#### [Tasks to complete]
1: According to the OpenNLPDetector class documentation, why were azj, plt, sun and zsm removed from the model?
2: Carry on the OpenNLPDetector class documentation from its final line.

#### [Supplied text]
====================

Class OpenNLPDetector


  • public class OpenNLPDetector
    extends org.apache.tika.language.detect.LanguageDetector

    This is based on OpenNLP's language detector. However, we've built our own ProbingLanguageDetector and our own language models.

    To build our model, we followed OpenNLP's lead by using the (Leipzig corpus) as gathered and preprocessed ( big-data corpus ). We removed azj, plt, sun and zsm because our models couldn't sufficiently well distinguish them from related languages. We removed cmn in favor of the finer-grained zho-trad and zho-simp.

    We then added the following languages from cc-100: ben-rom (Bengali Romanized), ful, gla, gug, hau, hin-rom, ibo, ful, linm mya-zaw, nso, orm, quz, roh, srd, ssw, tam-rom, tel-rom, tsn, urd-rom, wol, yor.

    We ran our own train/devtest/test code because OpenNLPs required more sentences/data than were available for some languages.

    Please open an issue on our JIRA if we made mistakes and/or had misunderstandings in our design choices or if you need to have other languages added.

    Citations for the cc-100 corpus:

    Unsupervised Cross-lingual Representation Learning at Scale, Alexis Conneau, Kartikay Khandelwal, Naman Goyal, Vishrav Chaudhary, Guillaume Wenzek, Francisco Guzmán, Edouard Grave, Myle Ott, Luke Zettlemoyer, Veselin Stoyanov, Proceedings of the 58th Annual Meeting of the Association for Computational Linguistics (ACL), p. 8440-8451, July 2020, pdf, bib.

    CCNet: Extracting High Quality Monolingual Datasets from Web Crawl Data, Guillaume Wenzek, Marie-Anne Lachaux, Alexis Conneau, Vishrav Chaudhary, Francisco Guzmán, Armand Joulin, Edouard Grave, Proceedings of the 12th Language Resources and Evaluation Conference (LREC), p. 4003-4012, May 2020, pdf, bib.

    • Constructor Detail

      • OpenNLPDetector

        public OpenNLPDetector()
    • Method Detail

      • loadModels

        public org.apache.tika.language.detect.LanguageDetector loadModels()
                                                                    throws IOException
        No-op. Models are loaded statically.
        Specified by:
        loadModels in class org.apache.tika.language.detect.LanguageDetector
        Returns:
        Throws:
        IOException
      • loadModels

        public org.apache.tika.language.detect.LanguageDetector loadModels​(Set<String> languages)

====================

#### [Extracted entries]
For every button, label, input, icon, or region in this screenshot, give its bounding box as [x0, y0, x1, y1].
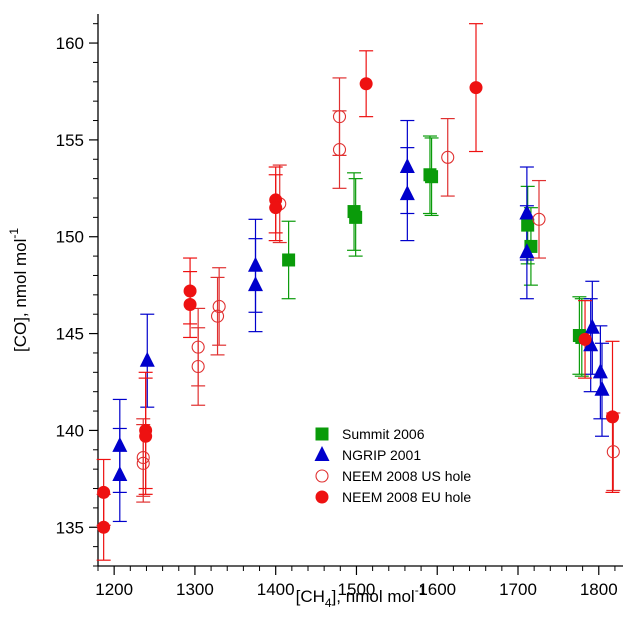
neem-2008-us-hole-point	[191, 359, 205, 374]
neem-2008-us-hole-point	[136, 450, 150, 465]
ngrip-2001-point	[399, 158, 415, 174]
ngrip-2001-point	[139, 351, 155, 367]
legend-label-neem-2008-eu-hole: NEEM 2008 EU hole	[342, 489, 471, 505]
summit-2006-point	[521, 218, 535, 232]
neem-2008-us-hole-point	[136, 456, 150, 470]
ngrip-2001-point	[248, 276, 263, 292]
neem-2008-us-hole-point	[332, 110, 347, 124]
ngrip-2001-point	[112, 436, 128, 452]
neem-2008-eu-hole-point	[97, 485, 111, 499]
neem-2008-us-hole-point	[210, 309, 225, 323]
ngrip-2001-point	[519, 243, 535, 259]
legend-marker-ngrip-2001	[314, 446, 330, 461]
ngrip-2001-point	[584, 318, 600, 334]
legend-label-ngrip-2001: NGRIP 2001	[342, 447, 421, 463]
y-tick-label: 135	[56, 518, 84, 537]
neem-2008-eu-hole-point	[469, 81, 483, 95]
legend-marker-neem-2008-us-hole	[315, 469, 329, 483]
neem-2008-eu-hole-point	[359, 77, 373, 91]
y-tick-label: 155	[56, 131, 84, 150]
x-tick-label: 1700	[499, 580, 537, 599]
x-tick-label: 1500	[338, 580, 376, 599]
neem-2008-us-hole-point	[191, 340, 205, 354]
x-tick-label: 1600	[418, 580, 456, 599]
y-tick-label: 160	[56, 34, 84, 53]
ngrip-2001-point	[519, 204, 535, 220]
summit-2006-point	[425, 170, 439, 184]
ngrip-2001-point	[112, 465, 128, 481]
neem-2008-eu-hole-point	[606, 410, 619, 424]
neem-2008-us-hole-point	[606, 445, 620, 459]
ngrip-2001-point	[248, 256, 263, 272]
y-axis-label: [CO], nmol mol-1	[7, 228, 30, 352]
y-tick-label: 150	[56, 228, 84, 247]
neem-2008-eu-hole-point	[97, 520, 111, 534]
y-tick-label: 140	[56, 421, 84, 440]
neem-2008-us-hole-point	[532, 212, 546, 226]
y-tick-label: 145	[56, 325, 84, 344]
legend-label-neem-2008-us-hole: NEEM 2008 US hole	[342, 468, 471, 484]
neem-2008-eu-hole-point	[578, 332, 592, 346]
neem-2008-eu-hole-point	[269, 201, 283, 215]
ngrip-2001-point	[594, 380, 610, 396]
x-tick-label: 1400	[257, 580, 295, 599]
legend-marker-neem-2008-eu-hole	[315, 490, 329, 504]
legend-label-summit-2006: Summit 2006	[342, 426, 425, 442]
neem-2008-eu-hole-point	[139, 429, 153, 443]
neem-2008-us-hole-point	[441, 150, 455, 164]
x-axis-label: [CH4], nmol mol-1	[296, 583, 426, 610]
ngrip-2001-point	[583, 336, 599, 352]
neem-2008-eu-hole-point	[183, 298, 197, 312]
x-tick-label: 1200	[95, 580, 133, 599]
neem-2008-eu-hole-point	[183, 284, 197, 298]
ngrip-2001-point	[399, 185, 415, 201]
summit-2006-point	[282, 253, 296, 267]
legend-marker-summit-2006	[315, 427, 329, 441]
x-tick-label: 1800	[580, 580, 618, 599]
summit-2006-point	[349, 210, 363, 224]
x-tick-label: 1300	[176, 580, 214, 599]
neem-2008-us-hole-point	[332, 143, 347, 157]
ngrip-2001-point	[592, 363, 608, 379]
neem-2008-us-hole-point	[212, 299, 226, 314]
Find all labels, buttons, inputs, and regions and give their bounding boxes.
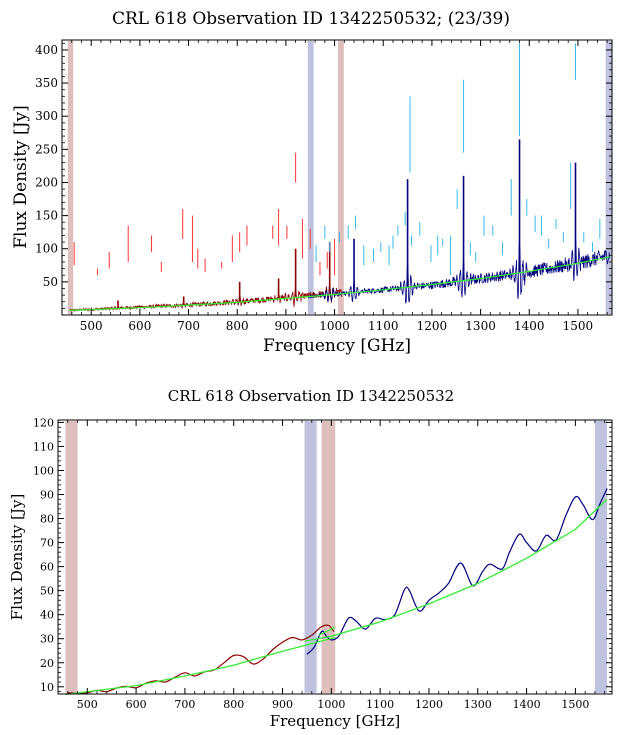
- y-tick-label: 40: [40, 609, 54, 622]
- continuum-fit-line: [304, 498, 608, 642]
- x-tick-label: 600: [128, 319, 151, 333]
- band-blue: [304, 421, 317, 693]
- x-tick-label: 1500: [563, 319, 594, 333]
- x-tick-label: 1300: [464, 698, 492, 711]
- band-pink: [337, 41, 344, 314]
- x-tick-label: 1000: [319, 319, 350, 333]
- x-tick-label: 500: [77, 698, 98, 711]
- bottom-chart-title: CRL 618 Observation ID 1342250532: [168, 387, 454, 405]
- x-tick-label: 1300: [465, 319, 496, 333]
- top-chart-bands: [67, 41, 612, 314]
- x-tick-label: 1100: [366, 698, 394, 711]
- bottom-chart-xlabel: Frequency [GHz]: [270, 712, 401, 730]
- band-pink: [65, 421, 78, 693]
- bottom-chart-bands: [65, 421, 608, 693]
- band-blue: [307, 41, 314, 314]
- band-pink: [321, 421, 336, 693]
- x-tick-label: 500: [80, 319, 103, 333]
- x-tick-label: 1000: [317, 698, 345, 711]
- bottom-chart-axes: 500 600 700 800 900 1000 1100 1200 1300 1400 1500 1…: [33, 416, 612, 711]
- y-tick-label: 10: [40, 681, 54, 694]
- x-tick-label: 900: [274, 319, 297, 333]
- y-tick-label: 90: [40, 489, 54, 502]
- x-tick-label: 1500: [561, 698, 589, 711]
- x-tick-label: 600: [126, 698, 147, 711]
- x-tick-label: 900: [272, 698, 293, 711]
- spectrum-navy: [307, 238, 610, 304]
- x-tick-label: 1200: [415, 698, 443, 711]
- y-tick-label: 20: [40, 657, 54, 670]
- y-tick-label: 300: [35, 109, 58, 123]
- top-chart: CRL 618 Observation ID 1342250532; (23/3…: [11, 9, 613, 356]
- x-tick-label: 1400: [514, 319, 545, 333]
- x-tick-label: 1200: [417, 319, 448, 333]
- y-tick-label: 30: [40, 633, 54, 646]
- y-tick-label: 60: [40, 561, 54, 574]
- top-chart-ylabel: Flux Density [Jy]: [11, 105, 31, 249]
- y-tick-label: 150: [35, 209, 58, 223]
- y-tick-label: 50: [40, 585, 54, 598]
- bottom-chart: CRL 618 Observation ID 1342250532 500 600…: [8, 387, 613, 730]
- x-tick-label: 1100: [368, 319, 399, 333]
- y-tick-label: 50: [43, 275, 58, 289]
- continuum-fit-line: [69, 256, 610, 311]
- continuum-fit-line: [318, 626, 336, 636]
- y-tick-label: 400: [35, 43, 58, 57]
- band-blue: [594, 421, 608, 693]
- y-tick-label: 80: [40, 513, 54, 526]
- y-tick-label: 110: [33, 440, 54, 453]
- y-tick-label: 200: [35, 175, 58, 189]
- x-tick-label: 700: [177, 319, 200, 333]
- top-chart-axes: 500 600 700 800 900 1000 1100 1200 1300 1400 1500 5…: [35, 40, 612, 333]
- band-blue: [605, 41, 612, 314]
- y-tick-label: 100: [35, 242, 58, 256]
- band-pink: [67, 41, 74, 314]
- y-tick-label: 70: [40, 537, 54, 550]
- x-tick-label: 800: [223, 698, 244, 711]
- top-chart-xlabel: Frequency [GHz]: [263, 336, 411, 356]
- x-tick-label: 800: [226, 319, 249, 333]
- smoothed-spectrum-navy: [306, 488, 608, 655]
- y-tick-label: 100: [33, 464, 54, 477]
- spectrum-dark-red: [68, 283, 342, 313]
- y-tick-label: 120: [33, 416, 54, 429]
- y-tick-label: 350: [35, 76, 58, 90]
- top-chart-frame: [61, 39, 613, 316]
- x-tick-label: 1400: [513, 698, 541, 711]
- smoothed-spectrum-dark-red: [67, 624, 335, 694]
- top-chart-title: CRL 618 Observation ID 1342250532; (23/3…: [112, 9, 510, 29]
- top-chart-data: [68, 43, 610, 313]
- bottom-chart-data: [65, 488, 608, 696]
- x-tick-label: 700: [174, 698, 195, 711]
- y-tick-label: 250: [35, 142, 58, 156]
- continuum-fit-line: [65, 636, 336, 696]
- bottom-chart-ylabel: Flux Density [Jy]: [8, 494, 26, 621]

====================

#### [Task-by-task results]
1: They were removed because the models could not distinguish them sufficiently well from related languages.

2:
                                                                    throws IOException
        NOT SUPPORTED. Throws UnsupportedOperationException
        Specified by:
        loadModels in class org.apache.tika.language.detect.LanguageDetector
        Parameters:
        languages - list of target languages.
        Returns:
        Throws:
        IOException
      • hasModel

        public boolean hasModel​(String language)
        Specified by:
        hasModel in class org.apache.tika.language.detect.LanguageDetector
      • setPriors

        public org.apache.tika.language.detect.LanguageDetector setPriors​(Map<String,​Float> languageProbabilities)
                                                                   throws IOException
        NOT YET SUPPORTED. Throws UnsupportedOperationException
        Specified by:
        setPriors in class org.apache.tika.language.detect.LanguageDetector
        Parameters:
        languageProbabilities - Map from language to probability
        Returns:
        Throws:
        IOException
      • reset

        public void reset()
        Specified by:
        reset in class org.apache.tika.language.detect.LanguageDetector
      • addText

        public void addText​(char[] cbuf,
                            int off,
                            int len)
        This will buffer up to setMaxLength(int) and then ignore the rest of the text.
        Specified by:
        addText in class org.apache.tika.language.detect.LanguageDetector
        Parameters:
        cbuf - Character buffer
        off - Offset into cbuf to first character in the run of text
        len - Number of characters in the run of text.
      • detectAll

        public List<org.apache.tika.language.detect.LanguageResult> detectAll()
        Specified by:
        detectAll in class org.apache.tika.language.detect.LanguageDetector
      • setMaxLength

        public void setMaxLength​(int maxLength)
      • getSupportedLanguages

        public String[] getSupportedLanguages()